>> START MATERIAL PROVIDED
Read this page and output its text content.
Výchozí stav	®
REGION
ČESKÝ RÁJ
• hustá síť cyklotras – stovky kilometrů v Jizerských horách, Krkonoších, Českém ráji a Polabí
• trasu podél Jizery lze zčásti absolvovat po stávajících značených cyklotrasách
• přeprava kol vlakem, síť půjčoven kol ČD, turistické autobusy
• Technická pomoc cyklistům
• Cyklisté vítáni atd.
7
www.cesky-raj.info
>> END MATERIAL PROVIDED
>> START MATERIAL PROVIDED
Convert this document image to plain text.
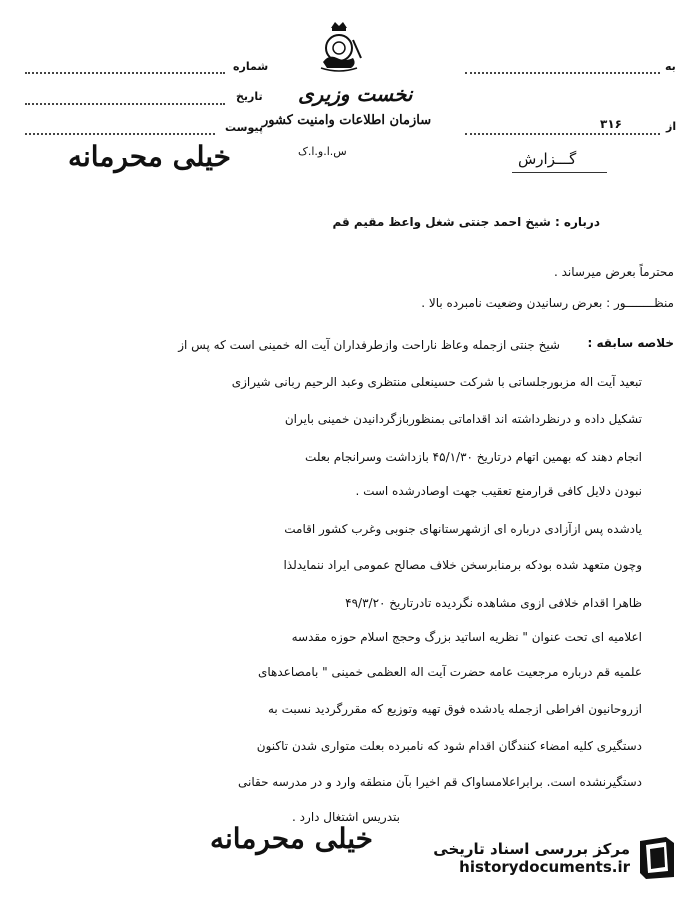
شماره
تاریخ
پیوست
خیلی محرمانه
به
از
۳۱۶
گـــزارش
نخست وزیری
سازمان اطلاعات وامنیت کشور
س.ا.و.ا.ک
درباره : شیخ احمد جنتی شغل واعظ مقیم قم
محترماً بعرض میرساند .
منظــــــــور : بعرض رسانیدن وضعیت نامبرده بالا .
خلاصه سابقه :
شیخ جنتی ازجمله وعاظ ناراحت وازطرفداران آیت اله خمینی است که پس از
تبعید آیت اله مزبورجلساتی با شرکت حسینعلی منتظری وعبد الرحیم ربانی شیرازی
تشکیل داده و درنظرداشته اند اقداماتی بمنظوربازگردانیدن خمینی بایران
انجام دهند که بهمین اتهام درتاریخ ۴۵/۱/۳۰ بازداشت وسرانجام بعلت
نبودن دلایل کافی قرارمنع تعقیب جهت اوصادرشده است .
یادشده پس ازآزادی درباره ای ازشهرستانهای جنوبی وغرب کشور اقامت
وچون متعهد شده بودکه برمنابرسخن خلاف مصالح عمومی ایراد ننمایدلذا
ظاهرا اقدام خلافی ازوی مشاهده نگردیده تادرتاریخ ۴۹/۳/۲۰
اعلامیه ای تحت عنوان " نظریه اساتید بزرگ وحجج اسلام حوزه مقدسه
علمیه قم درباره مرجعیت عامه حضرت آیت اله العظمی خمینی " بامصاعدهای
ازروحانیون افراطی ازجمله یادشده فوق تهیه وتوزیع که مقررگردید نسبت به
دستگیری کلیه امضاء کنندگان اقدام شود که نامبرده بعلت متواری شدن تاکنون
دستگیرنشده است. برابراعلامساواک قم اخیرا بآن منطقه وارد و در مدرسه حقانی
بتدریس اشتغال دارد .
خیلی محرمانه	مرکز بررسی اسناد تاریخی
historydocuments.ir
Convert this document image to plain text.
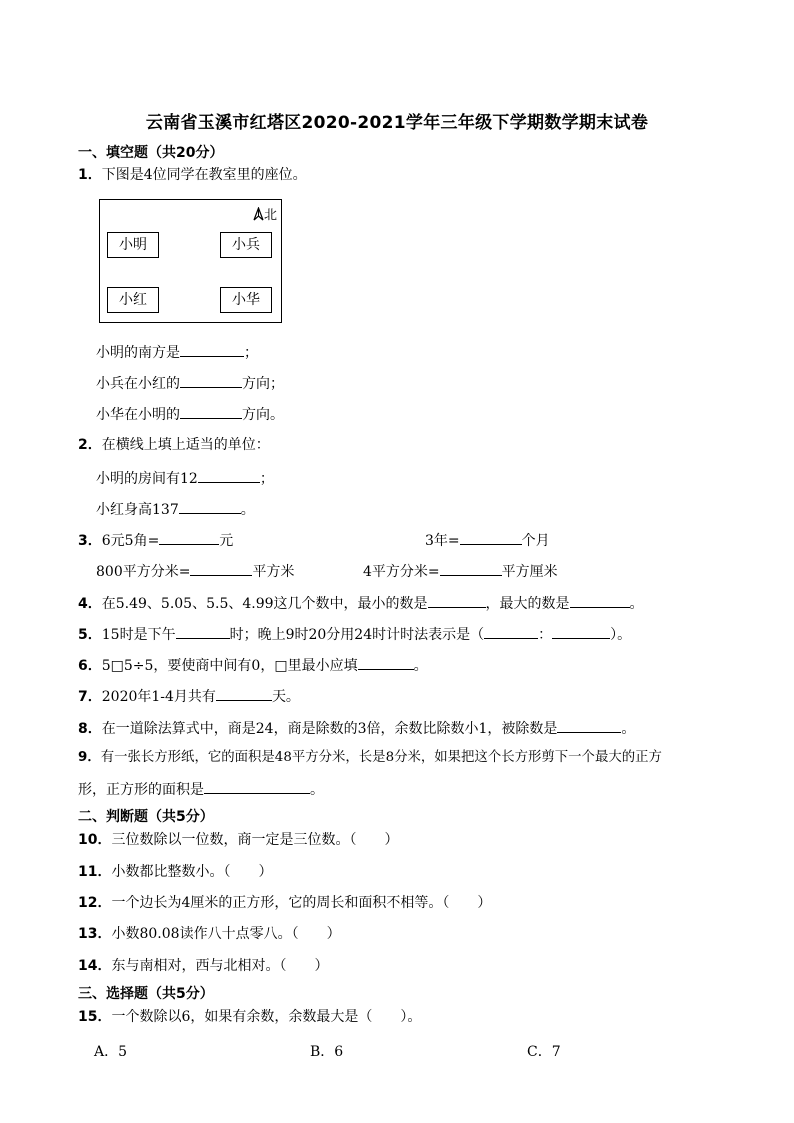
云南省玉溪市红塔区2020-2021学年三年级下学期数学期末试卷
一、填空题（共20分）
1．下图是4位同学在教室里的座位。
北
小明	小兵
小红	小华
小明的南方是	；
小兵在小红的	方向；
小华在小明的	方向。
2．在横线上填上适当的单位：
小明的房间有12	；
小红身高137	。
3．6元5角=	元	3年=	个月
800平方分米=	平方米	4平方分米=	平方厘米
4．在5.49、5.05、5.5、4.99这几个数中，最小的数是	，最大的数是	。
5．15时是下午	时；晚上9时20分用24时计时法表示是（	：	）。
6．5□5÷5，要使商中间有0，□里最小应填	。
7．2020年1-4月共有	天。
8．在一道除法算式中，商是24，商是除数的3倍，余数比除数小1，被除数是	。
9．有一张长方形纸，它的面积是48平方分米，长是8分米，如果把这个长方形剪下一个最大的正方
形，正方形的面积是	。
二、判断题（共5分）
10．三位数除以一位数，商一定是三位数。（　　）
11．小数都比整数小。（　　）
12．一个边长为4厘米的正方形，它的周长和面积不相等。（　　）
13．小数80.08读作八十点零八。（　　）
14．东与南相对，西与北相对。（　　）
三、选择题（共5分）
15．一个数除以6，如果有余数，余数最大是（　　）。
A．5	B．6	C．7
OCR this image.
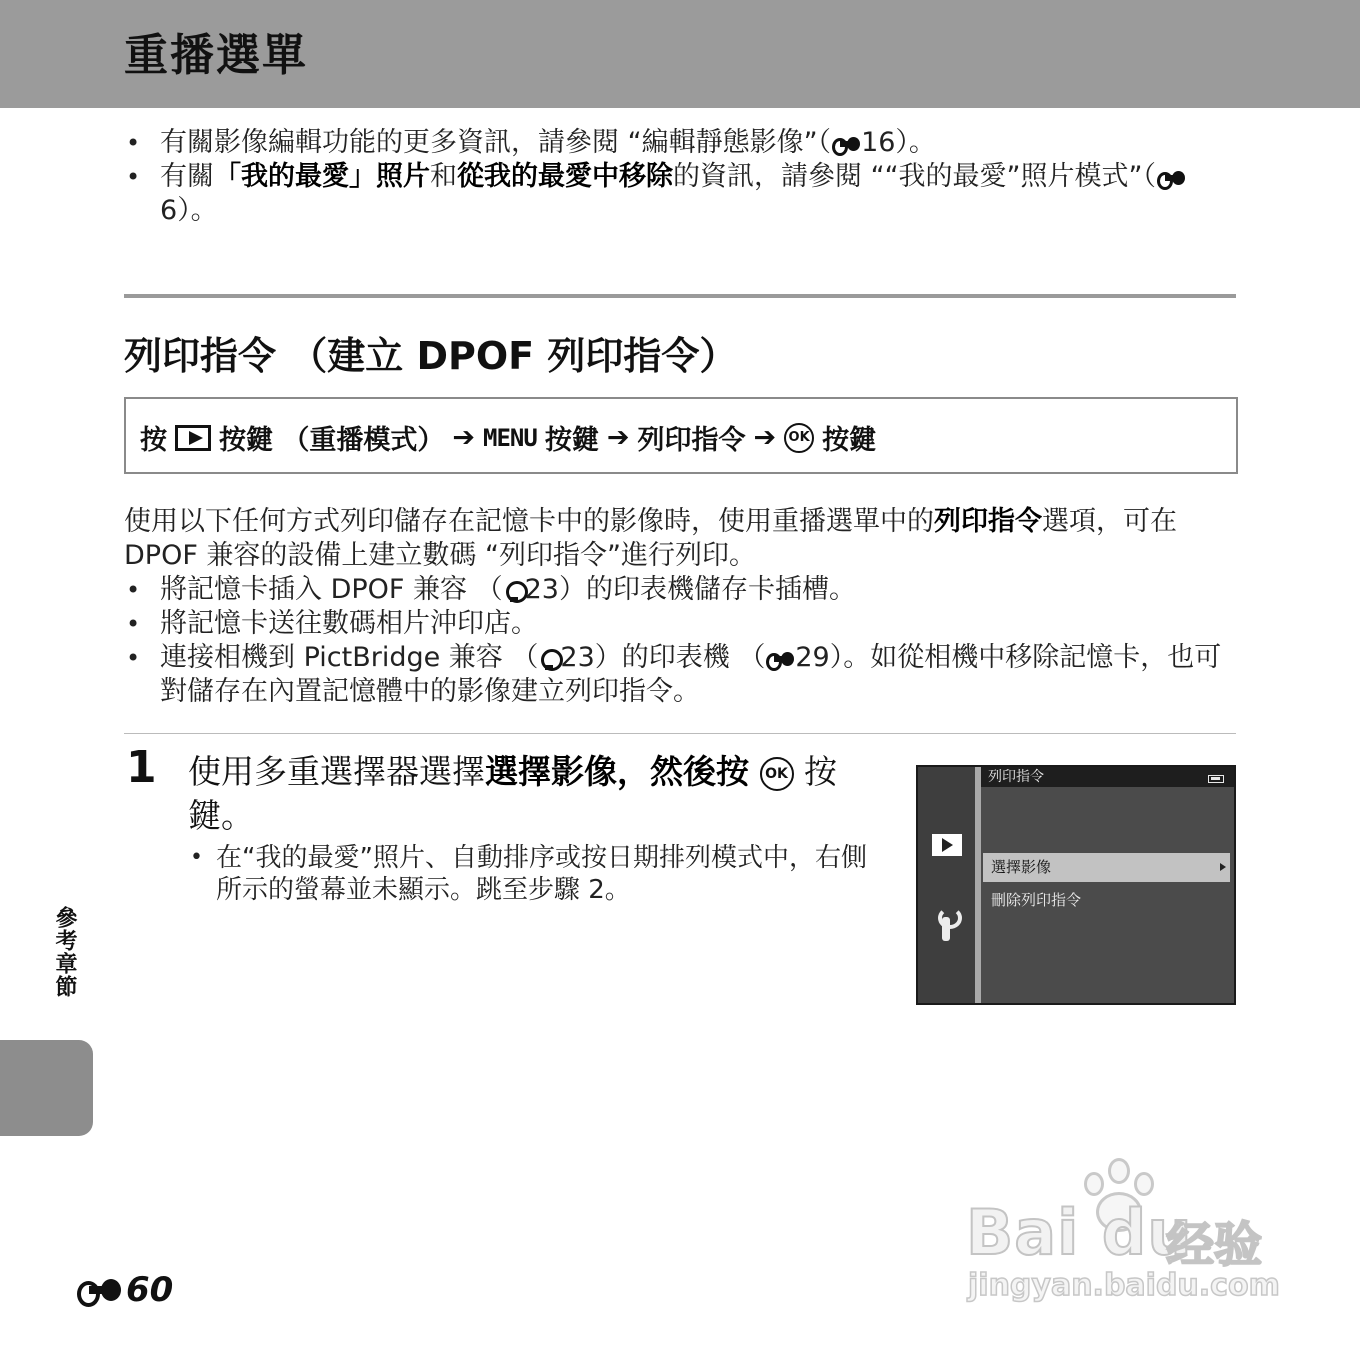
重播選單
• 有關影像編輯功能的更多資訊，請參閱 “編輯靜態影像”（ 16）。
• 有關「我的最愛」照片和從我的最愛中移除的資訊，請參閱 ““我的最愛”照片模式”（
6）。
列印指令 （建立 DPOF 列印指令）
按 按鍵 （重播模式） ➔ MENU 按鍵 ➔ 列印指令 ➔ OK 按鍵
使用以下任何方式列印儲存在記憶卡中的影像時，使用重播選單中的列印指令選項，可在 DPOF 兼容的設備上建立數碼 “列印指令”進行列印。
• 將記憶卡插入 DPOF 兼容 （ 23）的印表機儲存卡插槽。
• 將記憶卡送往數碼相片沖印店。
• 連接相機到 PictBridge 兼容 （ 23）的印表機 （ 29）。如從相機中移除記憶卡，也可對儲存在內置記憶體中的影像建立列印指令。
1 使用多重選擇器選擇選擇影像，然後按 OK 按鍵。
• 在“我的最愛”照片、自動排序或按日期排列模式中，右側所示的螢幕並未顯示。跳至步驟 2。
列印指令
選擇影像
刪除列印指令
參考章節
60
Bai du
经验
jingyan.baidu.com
>> END MATERIAL PROVIDED
GOAL: Copy each line of the data above that holds "خمینی".

EXPECTED ANSWER:
شیخ جنتی ازجمله وعاظ ناراحت وازطرفداران آیت اله خمینی است که پس از
تشکیل داده و درنظرداشته اند اقداماتی بمنظوربازگردانیدن خمینی بایران
علمیه قم درباره مرجعیت عامه حضرت آیت اله العظمی خمینی " بامصاعدهای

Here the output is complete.